# REQUIREMENTS
Extract and list every line that contains the word "color".
┌──
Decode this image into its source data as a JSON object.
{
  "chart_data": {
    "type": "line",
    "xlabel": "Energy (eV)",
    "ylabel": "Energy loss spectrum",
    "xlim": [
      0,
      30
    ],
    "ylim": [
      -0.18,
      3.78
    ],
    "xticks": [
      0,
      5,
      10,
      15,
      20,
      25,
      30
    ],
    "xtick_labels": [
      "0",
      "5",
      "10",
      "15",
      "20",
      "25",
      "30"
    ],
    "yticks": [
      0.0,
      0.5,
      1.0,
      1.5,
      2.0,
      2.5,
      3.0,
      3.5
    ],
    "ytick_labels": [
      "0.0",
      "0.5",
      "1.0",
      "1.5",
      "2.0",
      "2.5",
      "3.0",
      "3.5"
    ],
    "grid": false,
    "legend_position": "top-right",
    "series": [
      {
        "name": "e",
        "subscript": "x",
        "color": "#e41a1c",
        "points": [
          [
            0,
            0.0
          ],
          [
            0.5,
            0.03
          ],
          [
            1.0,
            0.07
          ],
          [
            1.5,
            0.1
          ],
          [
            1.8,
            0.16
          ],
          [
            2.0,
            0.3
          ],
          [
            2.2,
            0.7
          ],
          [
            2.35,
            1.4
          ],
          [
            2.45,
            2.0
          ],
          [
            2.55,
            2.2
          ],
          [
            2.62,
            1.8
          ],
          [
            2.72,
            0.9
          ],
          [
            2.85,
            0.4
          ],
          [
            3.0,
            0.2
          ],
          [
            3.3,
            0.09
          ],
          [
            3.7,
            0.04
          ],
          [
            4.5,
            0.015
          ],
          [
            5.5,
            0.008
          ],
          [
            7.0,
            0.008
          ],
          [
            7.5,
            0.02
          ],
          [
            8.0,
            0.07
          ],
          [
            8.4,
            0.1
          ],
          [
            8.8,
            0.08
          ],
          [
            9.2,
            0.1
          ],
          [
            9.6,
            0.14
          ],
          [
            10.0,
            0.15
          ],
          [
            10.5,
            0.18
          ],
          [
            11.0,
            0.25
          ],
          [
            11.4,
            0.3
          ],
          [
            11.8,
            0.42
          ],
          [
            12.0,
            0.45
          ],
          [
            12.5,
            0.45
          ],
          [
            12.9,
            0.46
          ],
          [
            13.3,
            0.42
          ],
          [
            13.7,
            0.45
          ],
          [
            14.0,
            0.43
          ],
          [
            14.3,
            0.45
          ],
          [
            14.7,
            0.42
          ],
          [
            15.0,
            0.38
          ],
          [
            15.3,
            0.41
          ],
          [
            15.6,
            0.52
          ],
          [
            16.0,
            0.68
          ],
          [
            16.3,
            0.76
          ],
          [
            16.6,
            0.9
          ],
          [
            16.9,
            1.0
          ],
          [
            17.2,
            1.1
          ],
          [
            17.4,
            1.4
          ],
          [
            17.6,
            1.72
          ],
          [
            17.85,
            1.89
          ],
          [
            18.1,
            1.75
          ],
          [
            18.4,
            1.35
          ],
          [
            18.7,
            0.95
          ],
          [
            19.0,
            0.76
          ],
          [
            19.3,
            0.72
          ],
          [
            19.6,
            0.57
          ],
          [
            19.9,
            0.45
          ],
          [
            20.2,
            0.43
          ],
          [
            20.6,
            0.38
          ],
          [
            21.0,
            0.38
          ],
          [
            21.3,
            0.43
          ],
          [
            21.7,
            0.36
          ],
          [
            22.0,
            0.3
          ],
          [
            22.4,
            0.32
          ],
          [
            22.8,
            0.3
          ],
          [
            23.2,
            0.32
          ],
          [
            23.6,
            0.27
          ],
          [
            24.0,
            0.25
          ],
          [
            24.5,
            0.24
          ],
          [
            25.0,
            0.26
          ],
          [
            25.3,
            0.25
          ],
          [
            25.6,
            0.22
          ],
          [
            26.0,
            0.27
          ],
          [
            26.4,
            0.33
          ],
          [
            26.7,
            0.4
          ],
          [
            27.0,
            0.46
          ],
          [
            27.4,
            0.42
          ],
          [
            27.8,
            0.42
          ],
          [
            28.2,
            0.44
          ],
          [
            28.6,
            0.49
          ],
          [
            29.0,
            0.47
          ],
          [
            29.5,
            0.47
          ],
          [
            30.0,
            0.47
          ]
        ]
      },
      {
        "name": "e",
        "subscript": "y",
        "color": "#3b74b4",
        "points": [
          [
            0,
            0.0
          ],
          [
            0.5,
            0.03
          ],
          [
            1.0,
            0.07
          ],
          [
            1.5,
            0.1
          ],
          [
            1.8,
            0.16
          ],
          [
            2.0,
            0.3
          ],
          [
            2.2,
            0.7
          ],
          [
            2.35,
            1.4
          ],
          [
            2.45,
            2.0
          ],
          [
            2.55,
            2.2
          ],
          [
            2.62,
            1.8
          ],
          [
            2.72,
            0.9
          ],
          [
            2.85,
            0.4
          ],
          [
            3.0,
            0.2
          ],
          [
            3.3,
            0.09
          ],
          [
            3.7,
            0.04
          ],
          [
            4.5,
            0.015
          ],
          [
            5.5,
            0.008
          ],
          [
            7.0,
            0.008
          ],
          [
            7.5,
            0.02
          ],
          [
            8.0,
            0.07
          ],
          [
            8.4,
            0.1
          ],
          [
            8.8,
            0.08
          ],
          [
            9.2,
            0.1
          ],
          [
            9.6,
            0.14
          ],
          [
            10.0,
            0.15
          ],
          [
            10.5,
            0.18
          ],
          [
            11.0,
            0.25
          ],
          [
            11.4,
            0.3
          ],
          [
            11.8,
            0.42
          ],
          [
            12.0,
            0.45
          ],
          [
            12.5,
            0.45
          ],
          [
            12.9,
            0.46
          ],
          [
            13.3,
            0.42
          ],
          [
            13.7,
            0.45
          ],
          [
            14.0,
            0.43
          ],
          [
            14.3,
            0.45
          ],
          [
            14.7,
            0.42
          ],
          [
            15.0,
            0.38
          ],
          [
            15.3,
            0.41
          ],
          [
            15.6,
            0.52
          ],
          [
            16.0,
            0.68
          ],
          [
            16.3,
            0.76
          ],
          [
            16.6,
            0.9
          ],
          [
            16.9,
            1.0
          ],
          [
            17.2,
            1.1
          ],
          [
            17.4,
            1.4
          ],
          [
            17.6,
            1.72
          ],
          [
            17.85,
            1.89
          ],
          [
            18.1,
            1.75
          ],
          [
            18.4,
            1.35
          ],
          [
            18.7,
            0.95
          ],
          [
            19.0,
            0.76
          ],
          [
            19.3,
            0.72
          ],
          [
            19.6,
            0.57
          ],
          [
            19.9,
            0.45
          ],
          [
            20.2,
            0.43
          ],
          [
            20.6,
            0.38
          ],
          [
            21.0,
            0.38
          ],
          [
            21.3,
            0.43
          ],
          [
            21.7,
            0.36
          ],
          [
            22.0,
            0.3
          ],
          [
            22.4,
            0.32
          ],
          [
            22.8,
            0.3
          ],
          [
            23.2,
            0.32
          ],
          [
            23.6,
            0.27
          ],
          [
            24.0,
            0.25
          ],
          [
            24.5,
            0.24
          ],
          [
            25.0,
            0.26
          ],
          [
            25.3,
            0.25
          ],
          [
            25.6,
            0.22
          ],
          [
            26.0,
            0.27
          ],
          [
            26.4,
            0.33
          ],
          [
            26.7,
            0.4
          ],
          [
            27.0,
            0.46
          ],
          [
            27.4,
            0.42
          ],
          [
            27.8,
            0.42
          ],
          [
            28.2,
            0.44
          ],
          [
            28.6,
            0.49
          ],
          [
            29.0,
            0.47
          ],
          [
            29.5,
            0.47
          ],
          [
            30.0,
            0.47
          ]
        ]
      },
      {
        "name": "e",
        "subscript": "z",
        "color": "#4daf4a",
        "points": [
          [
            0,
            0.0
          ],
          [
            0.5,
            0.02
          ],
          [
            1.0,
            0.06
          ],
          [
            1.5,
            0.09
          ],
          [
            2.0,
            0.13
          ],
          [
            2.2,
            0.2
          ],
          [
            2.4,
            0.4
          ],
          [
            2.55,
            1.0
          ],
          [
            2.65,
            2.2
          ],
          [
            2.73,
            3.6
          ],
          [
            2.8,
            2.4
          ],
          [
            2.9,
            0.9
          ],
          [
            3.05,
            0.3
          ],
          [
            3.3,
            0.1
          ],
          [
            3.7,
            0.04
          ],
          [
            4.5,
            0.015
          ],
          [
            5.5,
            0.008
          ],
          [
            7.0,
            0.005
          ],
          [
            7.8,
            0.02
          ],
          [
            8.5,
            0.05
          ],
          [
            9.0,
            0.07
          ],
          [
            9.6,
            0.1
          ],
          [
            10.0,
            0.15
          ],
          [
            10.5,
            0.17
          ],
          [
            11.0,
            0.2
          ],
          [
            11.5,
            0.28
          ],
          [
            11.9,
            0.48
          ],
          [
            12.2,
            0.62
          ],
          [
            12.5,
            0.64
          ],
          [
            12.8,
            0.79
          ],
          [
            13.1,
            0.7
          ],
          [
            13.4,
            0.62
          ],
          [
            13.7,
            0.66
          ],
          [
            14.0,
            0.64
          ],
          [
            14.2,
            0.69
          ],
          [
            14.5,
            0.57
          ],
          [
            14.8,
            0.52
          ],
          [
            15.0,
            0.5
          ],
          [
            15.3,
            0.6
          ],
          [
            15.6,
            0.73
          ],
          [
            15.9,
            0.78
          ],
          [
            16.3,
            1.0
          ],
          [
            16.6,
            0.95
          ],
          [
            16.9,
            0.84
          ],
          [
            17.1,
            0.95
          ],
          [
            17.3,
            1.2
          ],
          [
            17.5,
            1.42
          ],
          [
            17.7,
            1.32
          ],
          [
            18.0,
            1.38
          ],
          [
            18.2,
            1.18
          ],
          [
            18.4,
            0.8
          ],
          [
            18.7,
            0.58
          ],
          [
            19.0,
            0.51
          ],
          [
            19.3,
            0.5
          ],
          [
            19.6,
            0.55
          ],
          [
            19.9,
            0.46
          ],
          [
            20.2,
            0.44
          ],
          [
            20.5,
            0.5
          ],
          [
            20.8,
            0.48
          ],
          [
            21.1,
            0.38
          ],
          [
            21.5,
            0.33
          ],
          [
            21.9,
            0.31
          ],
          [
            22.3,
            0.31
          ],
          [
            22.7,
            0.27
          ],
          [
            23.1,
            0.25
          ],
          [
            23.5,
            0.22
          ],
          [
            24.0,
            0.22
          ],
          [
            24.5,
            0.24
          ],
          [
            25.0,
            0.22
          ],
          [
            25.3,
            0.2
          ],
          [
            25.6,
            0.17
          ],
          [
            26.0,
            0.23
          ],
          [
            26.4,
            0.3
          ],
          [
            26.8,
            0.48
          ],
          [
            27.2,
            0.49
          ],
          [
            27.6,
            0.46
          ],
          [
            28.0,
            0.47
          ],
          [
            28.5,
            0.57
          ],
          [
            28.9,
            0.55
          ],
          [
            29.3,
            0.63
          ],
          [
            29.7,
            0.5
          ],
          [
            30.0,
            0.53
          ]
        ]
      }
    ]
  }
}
└──
# ANSWER TO THE TASK
        "color": "#e41a1c",
        "color": "#3b74b4",
        "color": "#4daf4a",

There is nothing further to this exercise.